EXERCISE OBJECTIVE:
Please output exactly the run of lines that starts at the line with "Read this page and output its text content." and ends at the last line of the records below.

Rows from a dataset
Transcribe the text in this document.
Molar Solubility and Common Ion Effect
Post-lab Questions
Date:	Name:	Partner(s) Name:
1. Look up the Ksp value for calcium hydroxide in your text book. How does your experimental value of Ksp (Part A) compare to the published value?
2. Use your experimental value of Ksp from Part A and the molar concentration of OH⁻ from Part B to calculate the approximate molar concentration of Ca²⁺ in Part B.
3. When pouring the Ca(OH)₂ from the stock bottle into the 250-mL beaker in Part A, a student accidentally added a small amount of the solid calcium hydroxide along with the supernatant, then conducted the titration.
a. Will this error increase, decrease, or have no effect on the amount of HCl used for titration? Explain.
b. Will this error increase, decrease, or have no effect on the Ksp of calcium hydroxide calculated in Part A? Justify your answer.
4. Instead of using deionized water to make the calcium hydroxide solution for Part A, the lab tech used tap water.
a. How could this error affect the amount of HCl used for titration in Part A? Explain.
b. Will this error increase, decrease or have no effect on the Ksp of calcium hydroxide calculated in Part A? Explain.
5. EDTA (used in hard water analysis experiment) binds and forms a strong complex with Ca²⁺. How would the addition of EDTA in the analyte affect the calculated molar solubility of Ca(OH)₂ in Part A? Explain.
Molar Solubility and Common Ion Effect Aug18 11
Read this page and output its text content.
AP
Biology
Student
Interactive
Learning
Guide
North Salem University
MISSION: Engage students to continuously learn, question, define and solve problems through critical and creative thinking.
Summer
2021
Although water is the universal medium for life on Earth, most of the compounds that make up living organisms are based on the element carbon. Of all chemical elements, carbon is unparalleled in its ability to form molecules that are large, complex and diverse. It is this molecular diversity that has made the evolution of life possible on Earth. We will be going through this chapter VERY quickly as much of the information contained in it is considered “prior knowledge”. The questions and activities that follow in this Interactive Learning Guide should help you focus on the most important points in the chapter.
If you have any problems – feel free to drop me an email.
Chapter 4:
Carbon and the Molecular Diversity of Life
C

RESULT OF THIS EXERCISE:
Read this page and output its text content.
AP
Biology
Student
Interactive
Learning
Guide
North Salem University
MISSION: Engage students to continuously learn, question, define and solve problems through critical and creative thinking.
Summer
2021
Although water is the universal medium for life on Earth, most of the compounds that make up living organisms are based on the element carbon. Of all chemical elements, carbon is unparalleled in its ability to form molecules that are large, complex and diverse. It is this molecular diversity that has made the evolution of life possible on Earth. We will be going through this chapter VERY quickly as much of the information contained in it is considered “prior knowledge”. The questions and activities that follow in this Interactive Learning Guide should help you focus on the most important points in the chapter.
If you have any problems – feel free to drop me an email.
Chapter 4:
Carbon and the Molecular Diversity of Life
C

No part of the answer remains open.